- RECORD LIST:
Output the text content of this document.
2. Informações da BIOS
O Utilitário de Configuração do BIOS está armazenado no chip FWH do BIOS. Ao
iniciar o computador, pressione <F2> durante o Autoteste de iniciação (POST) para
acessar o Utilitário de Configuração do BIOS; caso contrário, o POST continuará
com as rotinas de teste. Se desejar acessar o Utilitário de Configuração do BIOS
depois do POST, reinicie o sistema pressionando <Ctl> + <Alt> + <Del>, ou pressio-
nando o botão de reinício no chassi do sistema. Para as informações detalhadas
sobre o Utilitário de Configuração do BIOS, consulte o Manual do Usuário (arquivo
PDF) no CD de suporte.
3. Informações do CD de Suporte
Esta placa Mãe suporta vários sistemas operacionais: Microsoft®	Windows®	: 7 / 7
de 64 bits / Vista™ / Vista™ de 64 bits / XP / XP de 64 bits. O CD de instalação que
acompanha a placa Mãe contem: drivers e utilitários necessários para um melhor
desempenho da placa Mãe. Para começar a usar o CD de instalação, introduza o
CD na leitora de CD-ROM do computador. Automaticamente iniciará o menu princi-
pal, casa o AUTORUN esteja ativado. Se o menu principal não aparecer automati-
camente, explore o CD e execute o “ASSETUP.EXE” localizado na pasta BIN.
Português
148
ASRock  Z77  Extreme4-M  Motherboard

- WRITTEN TASK: Extract the data in full. Keep it word for word.

- SOLUTION TO THE PROBLEM:
Output the text content of this document.
2. Informações da BIOS
O Utilitário de Configuração do BIOS está armazenado no chip FWH do BIOS. Ao
iniciar o computador, pressione <F2> durante o Autoteste de iniciação (POST) para
acessar o Utilitário de Configuração do BIOS; caso contrário, o POST continuará
com as rotinas de teste. Se desejar acessar o Utilitário de Configuração do BIOS
depois do POST, reinicie o sistema pressionando <Ctl> + <Alt> + <Del>, ou pressio-
nando o botão de reinício no chassi do sistema. Para as informações detalhadas
sobre o Utilitário de Configuração do BIOS, consulte o Manual do Usuário (arquivo
PDF) no CD de suporte.
3. Informações do CD de Suporte
Esta placa Mãe suporta vários sistemas operacionais: Microsoft®	Windows®	: 7 / 7
de 64 bits / Vista™ / Vista™ de 64 bits / XP / XP de 64 bits. O CD de instalação que
acompanha a placa Mãe contem: drivers e utilitários necessários para um melhor
desempenho da placa Mãe. Para começar a usar o CD de instalação, introduza o
CD na leitora de CD-ROM do computador. Automaticamente iniciará o menu princi-
pal, casa o AUTORUN esteja ativado. Se o menu principal não aparecer automati-
camente, explore o CD e execute o “ASSETUP.EXE” localizado na pasta BIN.
Português
148
ASRock  Z77  Extreme4-M  Motherboard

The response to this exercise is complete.